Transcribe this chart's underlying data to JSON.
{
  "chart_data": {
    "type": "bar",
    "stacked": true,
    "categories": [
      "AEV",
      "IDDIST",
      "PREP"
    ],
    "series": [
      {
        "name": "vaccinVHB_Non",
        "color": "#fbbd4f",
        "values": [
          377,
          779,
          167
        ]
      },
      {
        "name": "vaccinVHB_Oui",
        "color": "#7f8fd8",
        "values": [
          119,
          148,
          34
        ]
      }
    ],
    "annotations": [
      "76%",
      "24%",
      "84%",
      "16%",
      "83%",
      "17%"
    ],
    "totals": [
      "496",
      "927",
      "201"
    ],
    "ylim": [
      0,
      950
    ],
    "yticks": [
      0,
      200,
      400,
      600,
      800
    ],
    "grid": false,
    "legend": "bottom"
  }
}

───

• **Short task**
From the listing above, reproduce all the lines exactly.

• **Finished answer**
Transcribe this chart's underlying data to JSON.
{
  "chart_data": {
    "type": "bar",
    "stacked": true,
    "categories": [
      "AEV",
      "IDDIST",
      "PREP"
    ],
    "series": [
      {
        "name": "vaccinVHB_Non",
        "color": "#fbbd4f",
        "values": [
          377,
          779,
          167
        ]
      },
      {
        "name": "vaccinVHB_Oui",
        "color": "#7f8fd8",
        "values": [
          119,
          148,
          34
        ]
      }
    ],
    "annotations": [
      "76%",
      "24%",
      "84%",
      "16%",
      "83%",
      "17%"
    ],
    "totals": [
      "496",
      "927",
      "201"
    ],
    "ylim": [
      0,
      950
    ],
    "yticks": [
      0,
      200,
      400,
      600,
      800
    ],
    "grid": false,
    "legend": "bottom"
  }
}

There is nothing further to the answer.